● **Short exercise**: Retype the records below exactly as they appear, but leave out any pictures.

● **Data**:
· · · ·

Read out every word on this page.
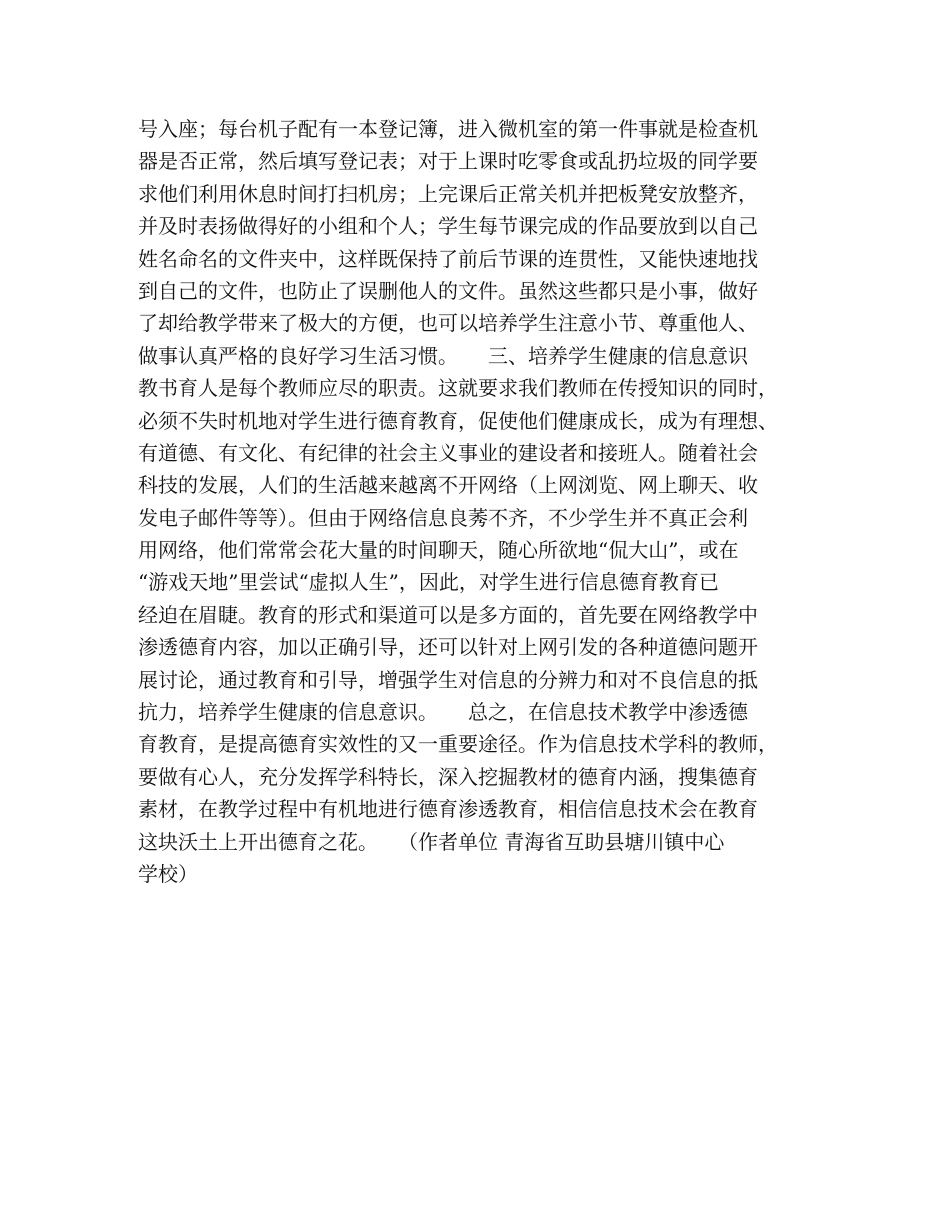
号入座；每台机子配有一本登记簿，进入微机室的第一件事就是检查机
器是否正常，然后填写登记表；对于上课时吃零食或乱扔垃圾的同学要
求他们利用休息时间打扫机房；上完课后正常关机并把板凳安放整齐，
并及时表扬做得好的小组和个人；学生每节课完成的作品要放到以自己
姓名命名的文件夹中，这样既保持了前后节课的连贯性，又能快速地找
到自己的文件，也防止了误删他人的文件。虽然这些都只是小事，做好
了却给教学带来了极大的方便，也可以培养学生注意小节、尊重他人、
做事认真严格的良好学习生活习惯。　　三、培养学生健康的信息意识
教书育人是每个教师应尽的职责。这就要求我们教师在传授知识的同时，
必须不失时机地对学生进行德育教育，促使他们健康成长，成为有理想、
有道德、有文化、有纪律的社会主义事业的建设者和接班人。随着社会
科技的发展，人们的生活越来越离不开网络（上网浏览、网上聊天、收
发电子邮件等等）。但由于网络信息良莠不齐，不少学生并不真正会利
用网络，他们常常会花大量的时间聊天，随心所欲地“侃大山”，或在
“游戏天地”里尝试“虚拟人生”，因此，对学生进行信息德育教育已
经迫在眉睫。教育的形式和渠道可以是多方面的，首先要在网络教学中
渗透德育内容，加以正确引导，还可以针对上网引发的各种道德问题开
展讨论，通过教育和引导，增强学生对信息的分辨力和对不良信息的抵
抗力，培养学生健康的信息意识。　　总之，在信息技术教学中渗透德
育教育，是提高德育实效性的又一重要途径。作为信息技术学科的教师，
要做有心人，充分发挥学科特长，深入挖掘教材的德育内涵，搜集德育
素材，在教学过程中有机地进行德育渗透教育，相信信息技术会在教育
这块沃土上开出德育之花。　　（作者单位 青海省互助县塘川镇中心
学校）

· · · ·

● **Solution for this problem**:
Read out every word on this page.
号入座；每台机子配有一本登记簿，进入微机室的第一件事就是检查机
器是否正常，然后填写登记表；对于上课时吃零食或乱扔垃圾的同学要
求他们利用休息时间打扫机房；上完课后正常关机并把板凳安放整齐，
并及时表扬做得好的小组和个人；学生每节课完成的作品要放到以自己
姓名命名的文件夹中，这样既保持了前后节课的连贯性，又能快速地找
到自己的文件，也防止了误删他人的文件。虽然这些都只是小事，做好
了却给教学带来了极大的方便，也可以培养学生注意小节、尊重他人、
做事认真严格的良好学习生活习惯。　　三、培养学生健康的信息意识
教书育人是每个教师应尽的职责。这就要求我们教师在传授知识的同时，
必须不失时机地对学生进行德育教育，促使他们健康成长，成为有理想、
有道德、有文化、有纪律的社会主义事业的建设者和接班人。随着社会
科技的发展，人们的生活越来越离不开网络（上网浏览、网上聊天、收
发电子邮件等等）。但由于网络信息良莠不齐，不少学生并不真正会利
用网络，他们常常会花大量的时间聊天，随心所欲地“侃大山”，或在
“游戏天地”里尝试“虚拟人生”，因此，对学生进行信息德育教育已
经迫在眉睫。教育的形式和渠道可以是多方面的，首先要在网络教学中
渗透德育内容，加以正确引导，还可以针对上网引发的各种道德问题开
展讨论，通过教育和引导，增强学生对信息的分辨力和对不良信息的抵
抗力，培养学生健康的信息意识。　　总之，在信息技术教学中渗透德
育教育，是提高德育实效性的又一重要途径。作为信息技术学科的教师，
要做有心人，充分发挥学科特长，深入挖掘教材的德育内涵，搜集德育
素材，在教学过程中有机地进行德育渗透教育，相信信息技术会在教育
这块沃土上开出德育之花。　　（作者单位 青海省互助县塘川镇中心
学校）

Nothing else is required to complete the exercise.